◆ **Task statement**: Please rename "list-dash" to "list-marker" throughout the records below, keeping everything else unchanged, and omit the pictures from your answer.

□ □ □ □ □ □ □

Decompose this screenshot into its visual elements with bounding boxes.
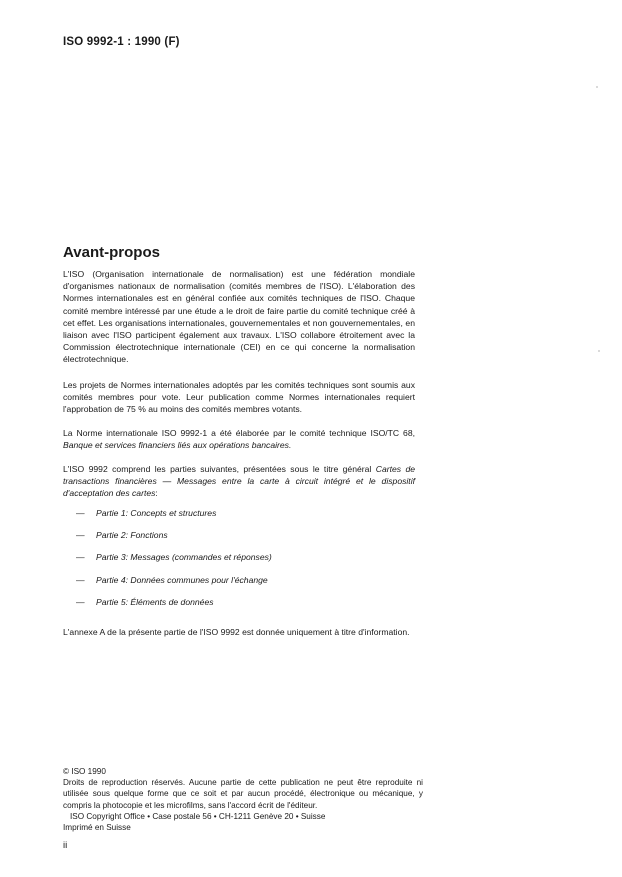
list-dash: — xyxy=(76,596,85,607)
list-dash: — xyxy=(76,530,85,541)
general-title: Cartes de transactions financières — Messages entre la carte à circuit intégré et le dispositif d'acceptation des cartes xyxy=(63,464,415,499)
committee-title: Banque et services financiers liés aux opérations bancaires. xyxy=(63,440,292,451)
document-header: ISO 9992-1 : 1990 (F) xyxy=(63,36,180,48)
paragraph-committee xyxy=(63,427,415,451)
rights-notice: Droits de reproduction réservés. Aucune partie de cette publication ne peut être reproduite ni utilisée sous quelque forme que ce soit et par aucun procédé, électronique ou mécanique, y compris la photocopie et les microfilms, sans l'accord écrit de l'éditeur. xyxy=(63,778,423,810)
copyright-block xyxy=(63,766,423,833)
paragraph-parts-intro xyxy=(63,463,415,500)
page-number: ii xyxy=(63,840,68,851)
list-dash: — xyxy=(76,552,85,563)
parts-intro-colon: : xyxy=(155,488,158,499)
list-item xyxy=(76,508,416,530)
section-title: Avant-propos xyxy=(63,244,160,261)
paragraph-annex: L'annexe A de la présente partie de l'ISO 9992 est donnée uniquement à titre d'information. xyxy=(63,627,410,637)
committee-text: La Norme internationale ISO 9992-1 a été élaborée par le comité technique ISO/TC 68, xyxy=(63,428,415,438)
list-item xyxy=(76,552,416,574)
copyright-office: ISO Copyright Office • Case postale 56 • CH-1211 Genève 20 • Suisse xyxy=(70,811,326,821)
paragraph-iso-intro: L'ISO (Organisation internationale de normalisation) est une fédération mondiale d'organismes nationaux de normalisation (comités membres de l'ISO). L'élaboration des Normes internationales est en général confiée aux comités techniques de l'ISO. Chaque comité membre intéressé par une étude a le droit de faire partie du comité technique créé à cet effet. Les organisations internationales, gouvernementales et non gouvernementales, en liaison avec l'ISO participent également aux travaux. L'ISO collabore étroitement avec la Commission électrotechnique internationale (CEI) en ce qui concerne la normalisation électrotechnique. xyxy=(63,269,415,365)
list-item xyxy=(76,575,416,597)
part-label: Partie 2: Fonctions xyxy=(96,530,168,541)
part-label: Partie 5: Éléments de données xyxy=(96,596,214,607)
part-label: Partie 3: Messages (commandes et réponses) xyxy=(96,552,272,563)
list-item xyxy=(76,597,416,619)
list-dash: — xyxy=(76,574,85,585)
parts-intro-text: L'ISO 9992 comprend les parties suivantes, présentées sous le titre général xyxy=(63,464,372,474)
list-item xyxy=(76,530,416,552)
scan-speck xyxy=(598,350,600,352)
printed-in: Imprimé en Suisse xyxy=(63,823,131,833)
part-label: Partie 1: Concepts et structures xyxy=(96,508,217,518)
paragraph-voting: Les projets de Normes internationales adoptés par les comités techniques sont soumis aux comités membres pour vote. Leur publication comme Normes internationales requiert l'approbation de 75 % au moins des comités membres votants. xyxy=(63,380,415,415)
parts-list xyxy=(76,508,416,619)
scan-speck xyxy=(596,86,598,88)
list-dash: — xyxy=(76,508,85,518)
part-label: Partie 4: Données communes pour l'échange xyxy=(96,574,268,585)
copyright-line: © ISO 1990 xyxy=(63,767,106,776)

□ □ □ □ □ □ □

◆ **Output of the exercise**:
Decompose this screenshot into its visual elements with bounding boxes.
list-marker: — xyxy=(76,596,85,607)
list-marker: — xyxy=(76,530,85,541)
general-title: Cartes de transactions financières — Messages entre la carte à circuit intégré et le dispositif d'acceptation des cartes xyxy=(63,464,415,499)
committee-title: Banque et services financiers liés aux opérations bancaires. xyxy=(63,440,292,451)
document-header: ISO 9992-1 : 1990 (F) xyxy=(63,36,180,48)
paragraph-committee xyxy=(63,427,415,451)
rights-notice: Droits de reproduction réservés. Aucune partie de cette publication ne peut être reproduite ni utilisée sous quelque forme que ce soit et par aucun procédé, électronique ou mécanique, y compris la photocopie et les microfilms, sans l'accord écrit de l'éditeur. xyxy=(63,778,423,810)
copyright-block xyxy=(63,766,423,833)
paragraph-parts-intro xyxy=(63,463,415,500)
page-number: ii xyxy=(63,840,68,851)
list-marker: — xyxy=(76,552,85,563)
parts-intro-colon: : xyxy=(155,488,158,499)
list-item xyxy=(76,508,416,530)
section-title: Avant-propos xyxy=(63,244,160,261)
paragraph-annex: L'annexe A de la présente partie de l'ISO 9992 est donnée uniquement à titre d'information. xyxy=(63,627,410,637)
committee-text: La Norme internationale ISO 9992-1 a été élaborée par le comité technique ISO/TC 68, xyxy=(63,428,415,438)
list-item xyxy=(76,552,416,574)
copyright-office: ISO Copyright Office • Case postale 56 • CH-1211 Genève 20 • Suisse xyxy=(70,811,326,821)
paragraph-iso-intro: L'ISO (Organisation internationale de normalisation) est une fédération mondiale d'organismes nationaux de normalisation (comités membres de l'ISO). L'élaboration des Normes internationales est en général confiée aux comités techniques de l'ISO. Chaque comité membre intéressé par une étude a le droit de faire partie du comité technique créé à cet effet. Les organisations internationales, gouvernementales et non gouvernementales, en liaison avec l'ISO participent également aux travaux. L'ISO collabore étroitement avec la Commission électrotechnique internationale (CEI) en ce qui concerne la normalisation électrotechnique. xyxy=(63,269,415,365)
list-item xyxy=(76,575,416,597)
part-label: Partie 2: Fonctions xyxy=(96,530,168,541)
part-label: Partie 5: Éléments de données xyxy=(96,596,214,607)
part-label: Partie 3: Messages (commandes et réponses) xyxy=(96,552,272,563)
list-item xyxy=(76,597,416,619)
list-marker: — xyxy=(76,574,85,585)
parts-intro-text: L'ISO 9992 comprend les parties suivantes, présentées sous le titre général xyxy=(63,464,372,474)
list-item xyxy=(76,530,416,552)
scan-speck xyxy=(598,350,600,352)
printed-in: Imprimé en Suisse xyxy=(63,823,131,833)
part-label: Partie 1: Concepts et structures xyxy=(96,508,217,518)
paragraph-voting: Les projets de Normes internationales adoptés par les comités techniques sont soumis aux comités membres pour vote. Leur publication comme Normes internationales requiert l'approbation de 75 % au moins des comités membres votants. xyxy=(63,380,415,415)
parts-list xyxy=(76,508,416,619)
scan-speck xyxy=(596,86,598,88)
list-marker: — xyxy=(76,508,85,518)
part-label: Partie 4: Données communes pour l'échange xyxy=(96,574,268,585)
copyright-line: © ISO 1990 xyxy=(63,767,106,776)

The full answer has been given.